Figure record extracts:
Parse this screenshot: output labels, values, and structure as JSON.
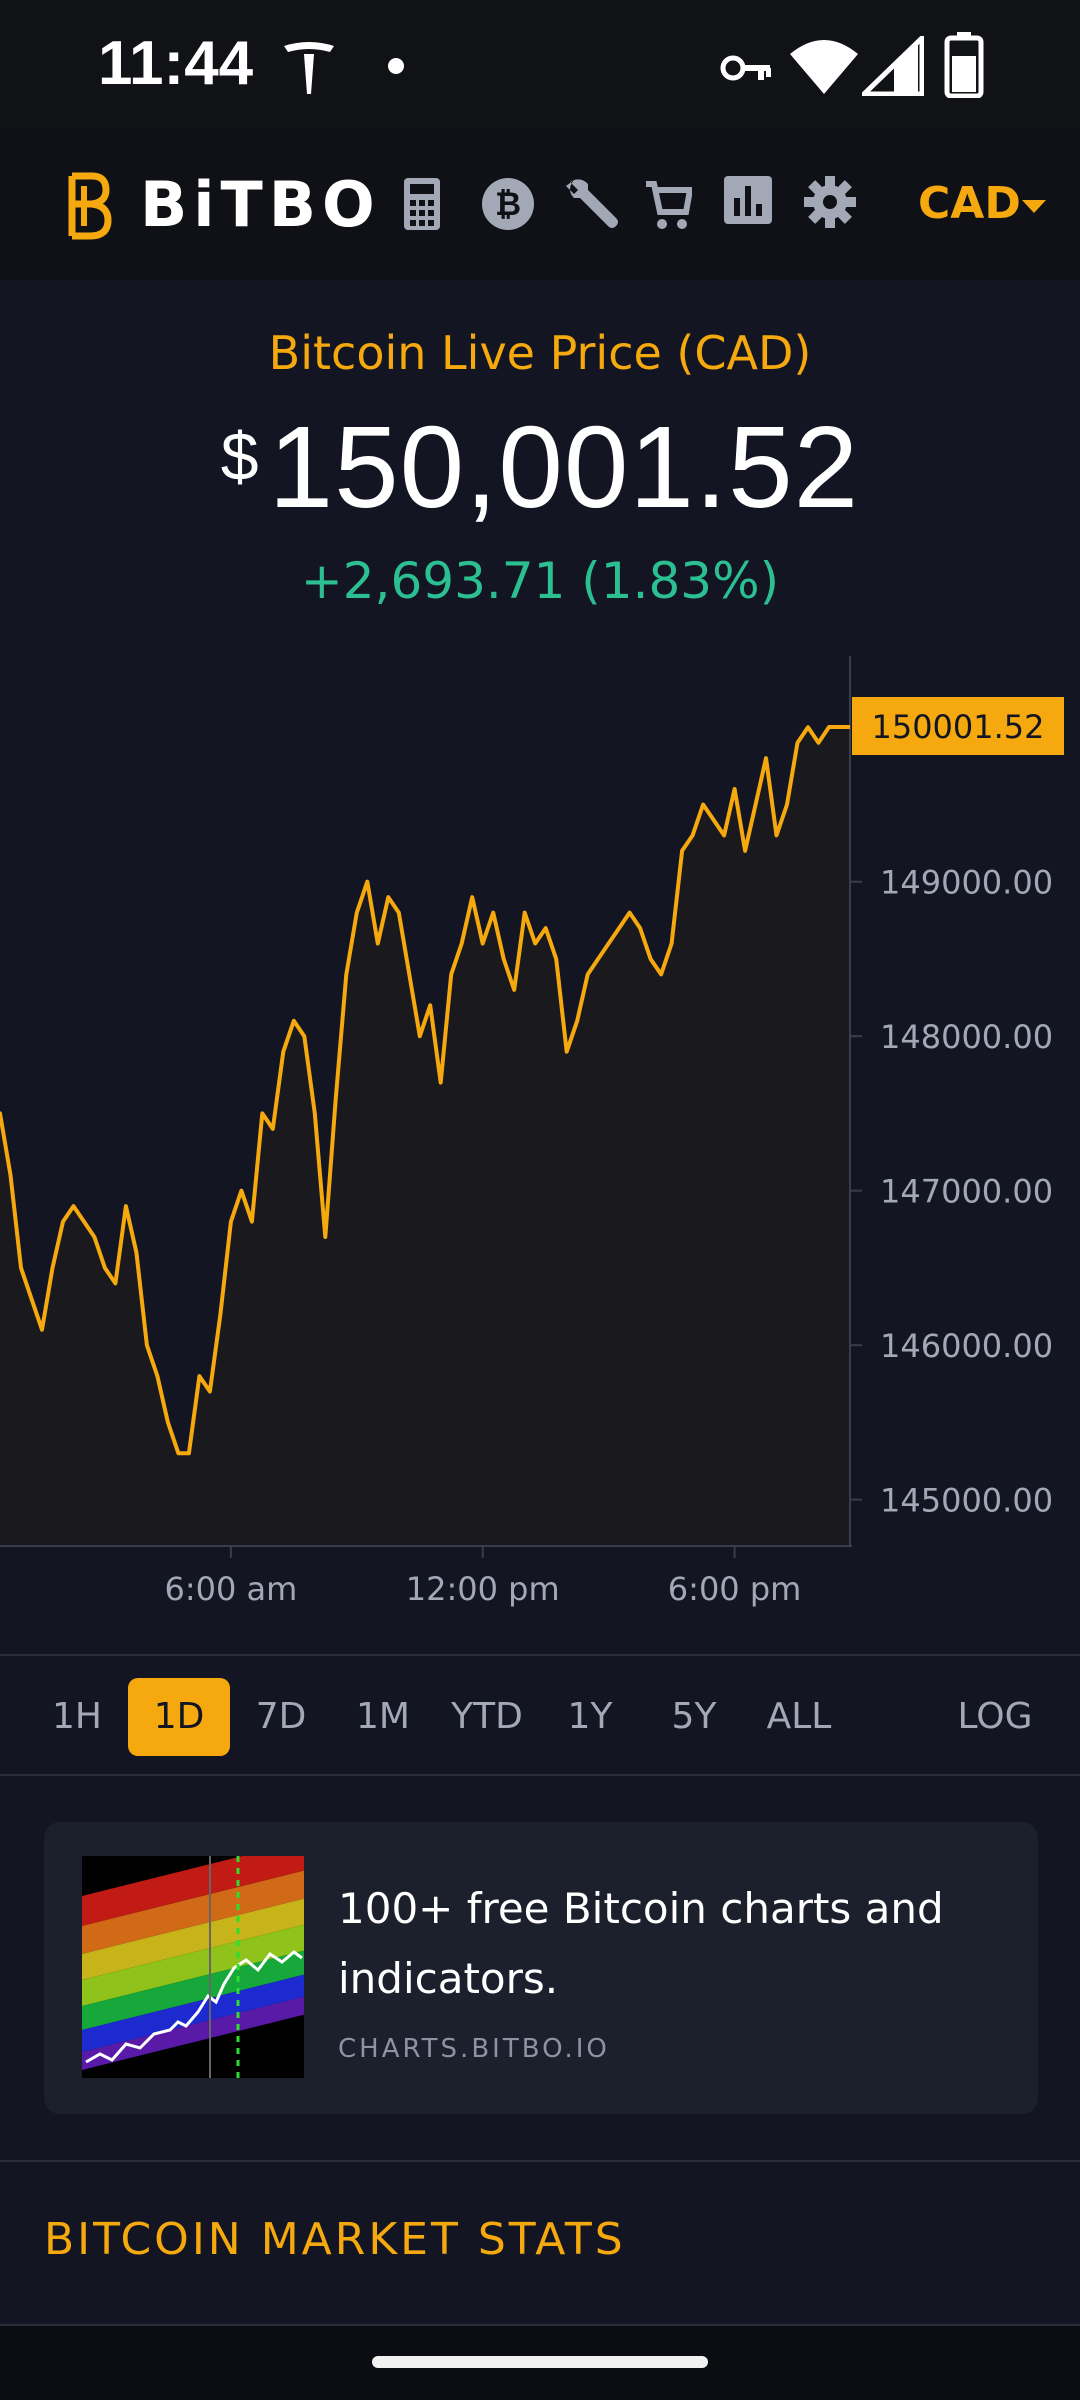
{
  "status_bar": {
    "time": "11:44",
    "icons": [
      "tesla-icon",
      "dot-icon",
      "key-icon",
      "wifi-icon",
      "signal-icon",
      "battery-icon"
    ]
  },
  "navbar": {
    "logo_text": "BiTBO",
    "icons": [
      "calculator-icon",
      "bitcoin-icon",
      "wrench-icon",
      "cart-icon",
      "bar-chart-icon",
      "gear-icon"
    ],
    "currency": "CAD"
  },
  "price": {
    "title": "Bitcoin Live Price (CAD)",
    "symbol": "$",
    "value": "150,001.52",
    "change": "+2,693.71 (1.83%)"
  },
  "chart_data": {
    "type": "line",
    "series": [
      {
        "x": [
          0,
          0.25,
          0.5,
          0.75,
          1,
          1.25,
          1.5,
          1.75,
          2,
          2.25,
          2.5,
          2.75,
          3,
          3.25,
          3.5,
          3.75,
          4,
          4.25,
          4.5,
          4.75,
          5,
          5.25,
          5.5,
          5.75,
          6,
          6.25,
          6.5,
          6.75,
          7,
          7.25,
          7.5,
          7.75,
          8,
          8.25,
          8.5,
          8.75,
          9,
          9.25,
          9.5,
          9.75,
          10,
          10.25,
          10.5,
          10.75,
          11,
          11.25,
          11.5,
          11.75,
          12,
          12.25,
          12.5,
          12.75,
          13,
          13.25,
          13.5,
          13.75,
          14,
          14.25,
          14.5,
          14.75,
          15,
          15.25,
          15.5,
          15.75,
          16,
          16.25,
          16.5,
          16.75,
          17,
          17.25,
          17.5,
          17.75,
          18,
          18.25,
          18.5,
          18.75,
          19,
          19.25,
          19.5,
          19.75,
          20,
          20.25
        ],
        "y": [
          147500,
          147100,
          146500,
          146300,
          146100,
          146500,
          146800,
          146900,
          146800,
          146700,
          146500,
          146400,
          146900,
          146600,
          146000,
          145800,
          145500,
          145300,
          145300,
          145800,
          145700,
          146200,
          146800,
          147000,
          146800,
          147500,
          147400,
          147900,
          148100,
          148000,
          147500,
          146700,
          147600,
          148400,
          148800,
          149000,
          148600,
          148900,
          148800,
          148400,
          148000,
          148200,
          147700,
          148400,
          148600,
          148900,
          148600,
          148800,
          148500,
          148300,
          148800,
          148600,
          148700,
          148500,
          147900,
          148100,
          148400,
          148500,
          148600,
          148700,
          148800,
          148700,
          148500,
          148400,
          148600,
          149200,
          149300,
          149500,
          149400,
          149300,
          149600,
          149200,
          149500,
          149800,
          149300,
          149500,
          149900,
          150000,
          149900,
          150001.52,
          150001.52,
          150001.52
        ]
      }
    ],
    "x_tick_labels": [
      "6:00 am",
      "12:00 pm",
      "6:00 pm"
    ],
    "x_tick_positions": [
      5.5,
      11.5,
      17.5
    ],
    "y_tick_labels": [
      "149000.00",
      "148000.00",
      "147000.00",
      "146000.00",
      "145000.00"
    ],
    "y_ticks": [
      149000,
      148000,
      147000,
      146000,
      145000
    ],
    "ylim": [
      144700,
      150500
    ],
    "xlim": [
      0,
      24
    ],
    "current_label": "150001.52",
    "line_color": "#f5a90f"
  },
  "time_ranges": {
    "buttons": [
      "1H",
      "1D",
      "7D",
      "1M",
      "YTD",
      "1Y",
      "5Y",
      "ALL"
    ],
    "active": "1D",
    "log_label": "LOG"
  },
  "promo": {
    "title": "100+ free Bitcoin charts and indicators.",
    "link": "CHARTS.BITBO.IO"
  },
  "section": {
    "title": "BITCOIN MARKET STATS"
  }
}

## DIRECTIONS FOR THIS TASK
Print every entry above again without changing a word, and omit the pictures.

## RESULT FOR THIS EXERCISE
Parse this screenshot: output labels, values, and structure as JSON.
{
  "status_bar": {
    "time": "11:44",
    "icons": [
      "tesla-icon",
      "dot-icon",
      "key-icon",
      "wifi-icon",
      "signal-icon",
      "battery-icon"
    ]
  },
  "navbar": {
    "logo_text": "BiTBO",
    "icons": [
      "calculator-icon",
      "bitcoin-icon",
      "wrench-icon",
      "cart-icon",
      "bar-chart-icon",
      "gear-icon"
    ],
    "currency": "CAD"
  },
  "price": {
    "title": "Bitcoin Live Price (CAD)",
    "symbol": "$",
    "value": "150,001.52",
    "change": "+2,693.71 (1.83%)"
  },
  "chart_data": {
    "type": "line",
    "series": [
      {
        "x": [
          0,
          0.25,
          0.5,
          0.75,
          1,
          1.25,
          1.5,
          1.75,
          2,
          2.25,
          2.5,
          2.75,
          3,
          3.25,
          3.5,
          3.75,
          4,
          4.25,
          4.5,
          4.75,
          5,
          5.25,
          5.5,
          5.75,
          6,
          6.25,
          6.5,
          6.75,
          7,
          7.25,
          7.5,
          7.75,
          8,
          8.25,
          8.5,
          8.75,
          9,
          9.25,
          9.5,
          9.75,
          10,
          10.25,
          10.5,
          10.75,
          11,
          11.25,
          11.5,
          11.75,
          12,
          12.25,
          12.5,
          12.75,
          13,
          13.25,
          13.5,
          13.75,
          14,
          14.25,
          14.5,
          14.75,
          15,
          15.25,
          15.5,
          15.75,
          16,
          16.25,
          16.5,
          16.75,
          17,
          17.25,
          17.5,
          17.75,
          18,
          18.25,
          18.5,
          18.75,
          19,
          19.25,
          19.5,
          19.75,
          20,
          20.25
        ],
        "y": [
          147500,
          147100,
          146500,
          146300,
          146100,
          146500,
          146800,
          146900,
          146800,
          146700,
          146500,
          146400,
          146900,
          146600,
          146000,
          145800,
          145500,
          145300,
          145300,
          145800,
          145700,
          146200,
          146800,
          147000,
          146800,
          147500,
          147400,
          147900,
          148100,
          148000,
          147500,
          146700,
          147600,
          148400,
          148800,
          149000,
          148600,
          148900,
          148800,
          148400,
          148000,
          148200,
          147700,
          148400,
          148600,
          148900,
          148600,
          148800,
          148500,
          148300,
          148800,
          148600,
          148700,
          148500,
          147900,
          148100,
          148400,
          148500,
          148600,
          148700,
          148800,
          148700,
          148500,
          148400,
          148600,
          149200,
          149300,
          149500,
          149400,
          149300,
          149600,
          149200,
          149500,
          149800,
          149300,
          149500,
          149900,
          150000,
          149900,
          150001.52,
          150001.52,
          150001.52
        ]
      }
    ],
    "x_tick_labels": [
      "6:00 am",
      "12:00 pm",
      "6:00 pm"
    ],
    "x_tick_positions": [
      5.5,
      11.5,
      17.5
    ],
    "y_tick_labels": [
      "149000.00",
      "148000.00",
      "147000.00",
      "146000.00",
      "145000.00"
    ],
    "y_ticks": [
      149000,
      148000,
      147000,
      146000,
      145000
    ],
    "ylim": [
      144700,
      150500
    ],
    "xlim": [
      0,
      24
    ],
    "current_label": "150001.52",
    "line_color": "#f5a90f"
  },
  "time_ranges": {
    "buttons": [
      "1H",
      "1D",
      "7D",
      "1M",
      "YTD",
      "1Y",
      "5Y",
      "ALL"
    ],
    "active": "1D",
    "log_label": "LOG"
  },
  "promo": {
    "title": "100+ free Bitcoin charts and indicators.",
    "link": "CHARTS.BITBO.IO"
  },
  "section": {
    "title": "BITCOIN MARKET STATS"
  }
}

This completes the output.